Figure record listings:
- - - -

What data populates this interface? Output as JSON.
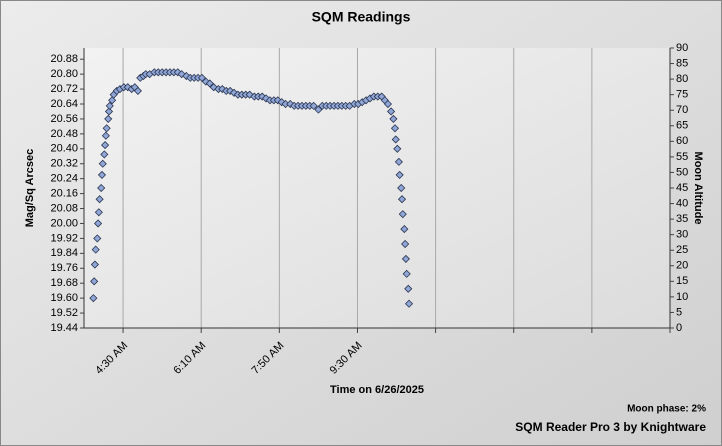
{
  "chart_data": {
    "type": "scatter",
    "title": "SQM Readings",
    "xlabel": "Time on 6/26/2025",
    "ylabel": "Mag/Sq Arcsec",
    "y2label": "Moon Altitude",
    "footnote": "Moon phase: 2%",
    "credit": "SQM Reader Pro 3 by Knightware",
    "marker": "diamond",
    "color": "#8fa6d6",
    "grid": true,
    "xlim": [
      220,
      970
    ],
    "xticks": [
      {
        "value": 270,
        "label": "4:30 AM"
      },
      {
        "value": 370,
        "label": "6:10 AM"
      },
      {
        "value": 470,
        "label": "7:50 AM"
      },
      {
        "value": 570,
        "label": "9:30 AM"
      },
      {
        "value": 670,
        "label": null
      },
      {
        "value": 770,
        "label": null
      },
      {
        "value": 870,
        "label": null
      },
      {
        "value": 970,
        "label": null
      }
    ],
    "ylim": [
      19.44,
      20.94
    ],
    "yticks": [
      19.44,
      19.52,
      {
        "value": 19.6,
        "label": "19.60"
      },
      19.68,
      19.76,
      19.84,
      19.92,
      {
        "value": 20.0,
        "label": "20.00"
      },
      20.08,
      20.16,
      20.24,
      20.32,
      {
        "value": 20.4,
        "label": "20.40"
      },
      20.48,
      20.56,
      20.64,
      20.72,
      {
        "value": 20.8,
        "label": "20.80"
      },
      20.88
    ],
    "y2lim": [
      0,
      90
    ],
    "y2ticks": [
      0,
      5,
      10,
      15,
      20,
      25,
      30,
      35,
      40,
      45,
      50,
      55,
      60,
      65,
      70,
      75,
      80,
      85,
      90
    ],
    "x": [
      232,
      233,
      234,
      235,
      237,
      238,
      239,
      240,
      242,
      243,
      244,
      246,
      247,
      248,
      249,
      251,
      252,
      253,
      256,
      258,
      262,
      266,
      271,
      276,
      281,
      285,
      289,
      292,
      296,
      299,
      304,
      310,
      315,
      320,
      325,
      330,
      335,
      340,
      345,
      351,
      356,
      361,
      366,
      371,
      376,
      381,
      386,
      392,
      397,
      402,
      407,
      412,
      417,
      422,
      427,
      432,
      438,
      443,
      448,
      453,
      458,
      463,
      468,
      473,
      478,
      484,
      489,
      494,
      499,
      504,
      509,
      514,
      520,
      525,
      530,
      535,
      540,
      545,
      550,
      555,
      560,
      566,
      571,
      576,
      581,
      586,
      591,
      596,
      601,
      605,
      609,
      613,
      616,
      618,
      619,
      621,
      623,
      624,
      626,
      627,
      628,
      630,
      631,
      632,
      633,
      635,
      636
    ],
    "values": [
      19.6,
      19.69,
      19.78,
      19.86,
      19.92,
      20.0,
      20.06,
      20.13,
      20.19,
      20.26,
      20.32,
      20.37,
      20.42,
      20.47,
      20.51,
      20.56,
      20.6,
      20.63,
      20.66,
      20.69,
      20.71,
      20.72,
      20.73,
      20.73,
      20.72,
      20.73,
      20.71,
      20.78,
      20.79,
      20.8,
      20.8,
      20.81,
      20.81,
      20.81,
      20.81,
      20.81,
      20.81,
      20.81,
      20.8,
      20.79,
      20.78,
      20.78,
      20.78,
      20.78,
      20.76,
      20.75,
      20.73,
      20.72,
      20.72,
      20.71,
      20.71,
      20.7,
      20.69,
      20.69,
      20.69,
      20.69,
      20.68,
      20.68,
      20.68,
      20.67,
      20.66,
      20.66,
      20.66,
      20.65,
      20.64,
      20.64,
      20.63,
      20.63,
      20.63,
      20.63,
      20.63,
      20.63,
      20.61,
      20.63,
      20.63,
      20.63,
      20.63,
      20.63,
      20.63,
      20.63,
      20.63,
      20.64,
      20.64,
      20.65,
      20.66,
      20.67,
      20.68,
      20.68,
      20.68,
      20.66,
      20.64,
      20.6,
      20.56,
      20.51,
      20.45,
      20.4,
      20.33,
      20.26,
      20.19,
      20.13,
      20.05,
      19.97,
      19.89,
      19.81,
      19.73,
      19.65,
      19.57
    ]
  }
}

- - - -

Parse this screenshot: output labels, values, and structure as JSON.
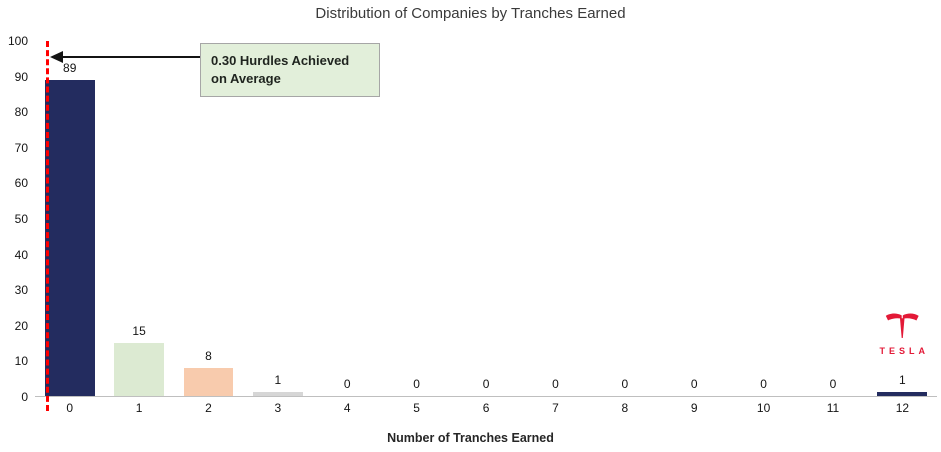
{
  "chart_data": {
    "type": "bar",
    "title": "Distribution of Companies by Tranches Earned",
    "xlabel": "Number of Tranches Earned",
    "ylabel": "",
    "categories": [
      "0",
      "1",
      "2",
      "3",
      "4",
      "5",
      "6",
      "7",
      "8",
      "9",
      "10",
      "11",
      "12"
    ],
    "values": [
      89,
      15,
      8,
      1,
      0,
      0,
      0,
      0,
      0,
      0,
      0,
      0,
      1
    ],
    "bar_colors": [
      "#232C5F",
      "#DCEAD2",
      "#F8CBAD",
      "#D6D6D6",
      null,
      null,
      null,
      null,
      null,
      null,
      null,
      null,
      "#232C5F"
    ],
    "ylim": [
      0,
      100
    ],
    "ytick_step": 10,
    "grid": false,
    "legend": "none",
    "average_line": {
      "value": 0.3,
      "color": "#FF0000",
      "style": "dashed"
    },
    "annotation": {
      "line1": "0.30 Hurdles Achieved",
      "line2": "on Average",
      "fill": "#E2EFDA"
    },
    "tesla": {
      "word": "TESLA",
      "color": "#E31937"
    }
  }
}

- - - -

- **INSTRUCTIONS TO FOLLOW**
Filter the records above for lines containing the word "xlabel", and copy those lines.

- **COMPLETE OUTPUT**
    "xlabel": "Time on 6/26/2025",
    "xlabel": "Number of Tranches Earned",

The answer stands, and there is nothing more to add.